Make an exact copy of the entries below.

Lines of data
....

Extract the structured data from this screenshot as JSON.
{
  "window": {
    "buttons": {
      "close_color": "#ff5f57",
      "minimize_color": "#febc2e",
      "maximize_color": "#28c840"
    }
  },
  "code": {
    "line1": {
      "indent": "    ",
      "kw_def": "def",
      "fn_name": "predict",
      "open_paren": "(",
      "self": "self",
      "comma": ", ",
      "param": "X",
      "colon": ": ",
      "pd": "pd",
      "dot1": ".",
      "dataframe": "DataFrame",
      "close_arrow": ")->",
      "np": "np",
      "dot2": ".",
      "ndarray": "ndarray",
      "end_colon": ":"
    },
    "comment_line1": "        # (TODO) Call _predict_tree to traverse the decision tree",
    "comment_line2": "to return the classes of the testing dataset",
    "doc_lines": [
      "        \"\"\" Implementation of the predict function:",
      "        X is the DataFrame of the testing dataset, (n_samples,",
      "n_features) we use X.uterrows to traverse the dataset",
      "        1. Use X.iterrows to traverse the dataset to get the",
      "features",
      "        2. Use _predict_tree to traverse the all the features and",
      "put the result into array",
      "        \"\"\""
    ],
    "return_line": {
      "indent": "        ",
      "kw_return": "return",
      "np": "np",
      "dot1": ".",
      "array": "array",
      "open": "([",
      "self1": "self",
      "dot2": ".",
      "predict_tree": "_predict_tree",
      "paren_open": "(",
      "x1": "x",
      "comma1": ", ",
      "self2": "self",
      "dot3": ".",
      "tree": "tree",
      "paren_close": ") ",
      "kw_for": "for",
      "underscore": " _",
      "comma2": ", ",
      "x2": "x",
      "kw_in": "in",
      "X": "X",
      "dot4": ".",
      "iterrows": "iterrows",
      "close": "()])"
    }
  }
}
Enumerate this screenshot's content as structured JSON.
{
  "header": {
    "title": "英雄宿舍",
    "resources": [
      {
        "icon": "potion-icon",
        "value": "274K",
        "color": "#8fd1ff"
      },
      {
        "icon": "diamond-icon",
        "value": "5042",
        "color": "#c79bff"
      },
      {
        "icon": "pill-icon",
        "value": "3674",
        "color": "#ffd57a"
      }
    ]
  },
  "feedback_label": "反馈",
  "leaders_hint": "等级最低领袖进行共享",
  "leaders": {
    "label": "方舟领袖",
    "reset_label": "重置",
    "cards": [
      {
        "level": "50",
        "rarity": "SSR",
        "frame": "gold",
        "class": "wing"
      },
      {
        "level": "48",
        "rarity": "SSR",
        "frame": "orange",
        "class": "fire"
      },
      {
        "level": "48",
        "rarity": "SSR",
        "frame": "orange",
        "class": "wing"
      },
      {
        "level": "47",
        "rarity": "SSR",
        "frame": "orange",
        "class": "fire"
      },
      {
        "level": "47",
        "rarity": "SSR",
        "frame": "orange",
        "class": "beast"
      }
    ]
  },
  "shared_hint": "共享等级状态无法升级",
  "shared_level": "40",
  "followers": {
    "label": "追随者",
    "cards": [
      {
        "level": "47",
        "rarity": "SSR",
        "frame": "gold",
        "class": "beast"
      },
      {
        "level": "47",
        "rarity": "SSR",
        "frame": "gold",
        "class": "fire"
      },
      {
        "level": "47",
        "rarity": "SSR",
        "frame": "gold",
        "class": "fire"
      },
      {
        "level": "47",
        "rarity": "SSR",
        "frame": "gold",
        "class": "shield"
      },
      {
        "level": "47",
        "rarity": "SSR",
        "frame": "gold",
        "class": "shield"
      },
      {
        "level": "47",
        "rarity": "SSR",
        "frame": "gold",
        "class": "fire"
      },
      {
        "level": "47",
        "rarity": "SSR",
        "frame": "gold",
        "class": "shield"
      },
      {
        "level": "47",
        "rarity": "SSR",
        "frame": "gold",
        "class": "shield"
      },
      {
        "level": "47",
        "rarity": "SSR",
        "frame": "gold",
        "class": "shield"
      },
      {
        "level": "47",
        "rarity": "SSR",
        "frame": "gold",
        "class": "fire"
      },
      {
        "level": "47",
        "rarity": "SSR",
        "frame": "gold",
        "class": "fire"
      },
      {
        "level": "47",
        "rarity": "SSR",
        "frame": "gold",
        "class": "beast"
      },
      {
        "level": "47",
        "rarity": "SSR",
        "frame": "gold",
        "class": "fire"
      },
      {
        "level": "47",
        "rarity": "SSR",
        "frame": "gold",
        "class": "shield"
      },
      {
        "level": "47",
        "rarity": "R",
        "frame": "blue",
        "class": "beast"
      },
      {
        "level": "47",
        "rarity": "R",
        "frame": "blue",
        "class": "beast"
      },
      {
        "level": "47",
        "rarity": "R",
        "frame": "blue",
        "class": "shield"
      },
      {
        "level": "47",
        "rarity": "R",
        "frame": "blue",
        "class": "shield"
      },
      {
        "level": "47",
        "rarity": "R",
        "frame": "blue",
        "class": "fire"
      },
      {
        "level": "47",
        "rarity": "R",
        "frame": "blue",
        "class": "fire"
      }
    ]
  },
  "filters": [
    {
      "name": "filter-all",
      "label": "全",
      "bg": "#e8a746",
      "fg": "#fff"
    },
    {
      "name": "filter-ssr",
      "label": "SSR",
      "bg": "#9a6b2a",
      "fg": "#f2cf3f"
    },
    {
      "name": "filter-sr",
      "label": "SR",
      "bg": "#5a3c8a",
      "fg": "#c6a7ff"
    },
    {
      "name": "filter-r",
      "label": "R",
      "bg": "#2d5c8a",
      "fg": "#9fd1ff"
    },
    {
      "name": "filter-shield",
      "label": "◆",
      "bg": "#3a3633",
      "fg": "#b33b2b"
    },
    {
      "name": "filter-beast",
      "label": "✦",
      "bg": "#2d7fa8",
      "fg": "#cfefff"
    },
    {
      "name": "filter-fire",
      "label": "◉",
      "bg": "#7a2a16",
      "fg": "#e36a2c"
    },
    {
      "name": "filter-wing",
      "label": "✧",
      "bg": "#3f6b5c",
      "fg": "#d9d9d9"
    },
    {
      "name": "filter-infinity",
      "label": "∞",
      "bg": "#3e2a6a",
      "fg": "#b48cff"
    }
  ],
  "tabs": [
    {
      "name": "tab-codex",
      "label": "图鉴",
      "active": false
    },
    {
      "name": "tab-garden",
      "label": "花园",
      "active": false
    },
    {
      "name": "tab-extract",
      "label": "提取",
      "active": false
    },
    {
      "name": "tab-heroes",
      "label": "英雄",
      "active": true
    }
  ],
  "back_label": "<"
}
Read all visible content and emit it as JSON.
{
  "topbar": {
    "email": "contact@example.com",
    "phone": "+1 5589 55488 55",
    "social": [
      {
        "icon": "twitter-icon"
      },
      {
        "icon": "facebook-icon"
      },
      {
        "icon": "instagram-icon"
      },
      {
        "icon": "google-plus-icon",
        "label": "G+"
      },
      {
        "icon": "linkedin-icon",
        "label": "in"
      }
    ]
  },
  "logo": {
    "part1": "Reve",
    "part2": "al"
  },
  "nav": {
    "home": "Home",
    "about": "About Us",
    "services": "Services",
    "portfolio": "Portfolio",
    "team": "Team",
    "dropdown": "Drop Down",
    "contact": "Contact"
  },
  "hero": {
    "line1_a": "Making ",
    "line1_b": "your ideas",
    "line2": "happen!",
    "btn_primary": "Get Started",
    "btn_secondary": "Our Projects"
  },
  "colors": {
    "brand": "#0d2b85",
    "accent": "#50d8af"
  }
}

....

§ **FULL RESPONSE**
Extract the structured data from this screenshot as JSON.
{
  "window": {
    "buttons": {
      "close_color": "#ff5f57",
      "minimize_color": "#febc2e",
      "maximize_color": "#28c840"
    }
  },
  "code": {
    "line1": {
      "indent": "    ",
      "kw_def": "def",
      "fn_name": "predict",
      "open_paren": "(",
      "self": "self",
      "comma": ", ",
      "param": "X",
      "colon": ": ",
      "pd": "pd",
      "dot1": ".",
      "dataframe": "DataFrame",
      "close_arrow": ")->",
      "np": "np",
      "dot2": ".",
      "ndarray": "ndarray",
      "end_colon": ":"
    },
    "comment_line1": "        # (TODO) Call _predict_tree to traverse the decision tree",
    "comment_line2": "to return the classes of the testing dataset",
    "doc_lines": [
      "        \"\"\" Implementation of the predict function:",
      "        X is the DataFrame of the testing dataset, (n_samples,",
      "n_features) we use X.uterrows to traverse the dataset",
      "        1. Use X.iterrows to traverse the dataset to get the",
      "features",
      "        2. Use _predict_tree to traverse the all the features and",
      "put the result into array",
      "        \"\"\""
    ],
    "return_line": {
      "indent": "        ",
      "kw_return": "return",
      "np": "np",
      "dot1": ".",
      "array": "array",
      "open": "([",
      "self1": "self",
      "dot2": ".",
      "predict_tree": "_predict_tree",
      "paren_open": "(",
      "x1": "x",
      "comma1": ", ",
      "self2": "self",
      "dot3": ".",
      "tree": "tree",
      "paren_close": ") ",
      "kw_for": "for",
      "underscore": " _",
      "comma2": ", ",
      "x2": "x",
      "kw_in": "in",
      "X": "X",
      "dot4": ".",
      "iterrows": "iterrows",
      "close": "()])"
    }
  }
}
Enumerate this screenshot's content as structured JSON.
{
  "header": {
    "title": "英雄宿舍",
    "resources": [
      {
        "icon": "potion-icon",
        "value": "274K",
        "color": "#8fd1ff"
      },
      {
        "icon": "diamond-icon",
        "value": "5042",
        "color": "#c79bff"
      },
      {
        "icon": "pill-icon",
        "value": "3674",
        "color": "#ffd57a"
      }
    ]
  },
  "feedback_label": "反馈",
  "leaders_hint": "等级最低领袖进行共享",
  "leaders": {
    "label": "方舟领袖",
    "reset_label": "重置",
    "cards": [
      {
        "level": "50",
        "rarity": "SSR",
        "frame": "gold",
        "class": "wing"
      },
      {
        "level": "48",
        "rarity": "SSR",
        "frame": "orange",
        "class": "fire"
      },
      {
        "level": "48",
        "rarity": "SSR",
        "frame": "orange",
        "class": "wing"
      },
      {
        "level": "47",
        "rarity": "SSR",
        "frame": "orange",
        "class": "fire"
      },
      {
        "level": "47",
        "rarity": "SSR",
        "frame": "orange",
        "class": "beast"
      }
    ]
  },
  "shared_hint": "共享等级状态无法升级",
  "shared_level": "40",
  "followers": {
    "label": "追随者",
    "cards": [
      {
        "level": "47",
        "rarity": "SSR",
        "frame": "gold",
        "class": "beast"
      },
      {
        "level": "47",
        "rarity": "SSR",
        "frame": "gold",
        "class": "fire"
      },
      {
        "level": "47",
        "rarity": "SSR",
        "frame": "gold",
        "class": "fire"
      },
      {
        "level": "47",
        "rarity": "SSR",
        "frame": "gold",
        "class": "shield"
      },
      {
        "level": "47",
        "rarity": "SSR",
        "frame": "gold",
        "class": "shield"
      },
      {
        "level": "47",
        "rarity": "SSR",
        "frame": "gold",
        "class": "fire"
      },
      {
        "level": "47",
        "rarity": "SSR",
        "frame": "gold",
        "class": "shield"
      },
      {
        "level": "47",
        "rarity": "SSR",
        "frame": "gold",
        "class": "shield"
      },
      {
        "level": "47",
        "rarity": "SSR",
        "frame": "gold",
        "class": "shield"
      },
      {
        "level": "47",
        "rarity": "SSR",
        "frame": "gold",
        "class": "fire"
      },
      {
        "level": "47",
        "rarity": "SSR",
        "frame": "gold",
        "class": "fire"
      },
      {
        "level": "47",
        "rarity": "SSR",
        "frame": "gold",
        "class": "beast"
      },
      {
        "level": "47",
        "rarity": "SSR",
        "frame": "gold",
        "class": "fire"
      },
      {
        "level": "47",
        "rarity": "SSR",
        "frame": "gold",
        "class": "shield"
      },
      {
        "level": "47",
        "rarity": "R",
        "frame": "blue",
        "class": "beast"
      },
      {
        "level": "47",
        "rarity": "R",
        "frame": "blue",
        "class": "beast"
      },
      {
        "level": "47",
        "rarity": "R",
        "frame": "blue",
        "class": "shield"
      },
      {
        "level": "47",
        "rarity": "R",
        "frame": "blue",
        "class": "shield"
      },
      {
        "level": "47",
        "rarity": "R",
        "frame": "blue",
        "class": "fire"
      },
      {
        "level": "47",
        "rarity": "R",
        "frame": "blue",
        "class": "fire"
      }
    ]
  },
  "filters": [
    {
      "name": "filter-all",
      "label": "全",
      "bg": "#e8a746",
      "fg": "#fff"
    },
    {
      "name": "filter-ssr",
      "label": "SSR",
      "bg": "#9a6b2a",
      "fg": "#f2cf3f"
    },
    {
      "name": "filter-sr",
      "label": "SR",
      "bg": "#5a3c8a",
      "fg": "#c6a7ff"
    },
    {
      "name": "filter-r",
      "label": "R",
      "bg": "#2d5c8a",
      "fg": "#9fd1ff"
    },
    {
      "name": "filter-shield",
      "label": "◆",
      "bg": "#3a3633",
      "fg": "#b33b2b"
    },
    {
      "name": "filter-beast",
      "label": "✦",
      "bg": "#2d7fa8",
      "fg": "#cfefff"
    },
    {
      "name": "filter-fire",
      "label": "◉",
      "bg": "#7a2a16",
      "fg": "#e36a2c"
    },
    {
      "name": "filter-wing",
      "label": "✧",
      "bg": "#3f6b5c",
      "fg": "#d9d9d9"
    },
    {
      "name": "filter-infinity",
      "label": "∞",
      "bg": "#3e2a6a",
      "fg": "#b48cff"
    }
  ],
  "tabs": [
    {
      "name": "tab-codex",
      "label": "图鉴",
      "active": false
    },
    {
      "name": "tab-garden",
      "label": "花园",
      "active": false
    },
    {
      "name": "tab-extract",
      "label": "提取",
      "active": false
    },
    {
      "name": "tab-heroes",
      "label": "英雄",
      "active": true
    }
  ],
  "back_label": "<"
}
Read all visible content and emit it as JSON.
{
  "topbar": {
    "email": "contact@example.com",
    "phone": "+1 5589 55488 55",
    "social": [
      {
        "icon": "twitter-icon"
      },
      {
        "icon": "facebook-icon"
      },
      {
        "icon": "instagram-icon"
      },
      {
        "icon": "google-plus-icon",
        "label": "G+"
      },
      {
        "icon": "linkedin-icon",
        "label": "in"
      }
    ]
  },
  "logo": {
    "part1": "Reve",
    "part2": "al"
  },
  "nav": {
    "home": "Home",
    "about": "About Us",
    "services": "Services",
    "portfolio": "Portfolio",
    "team": "Team",
    "dropdown": "Drop Down",
    "contact": "Contact"
  },
  "hero": {
    "line1_a": "Making ",
    "line1_b": "your ideas",
    "line2": "happen!",
    "btn_primary": "Get Started",
    "btn_secondary": "Our Projects"
  },
  "colors": {
    "brand": "#0d2b85",
    "accent": "#50d8af"
  }
}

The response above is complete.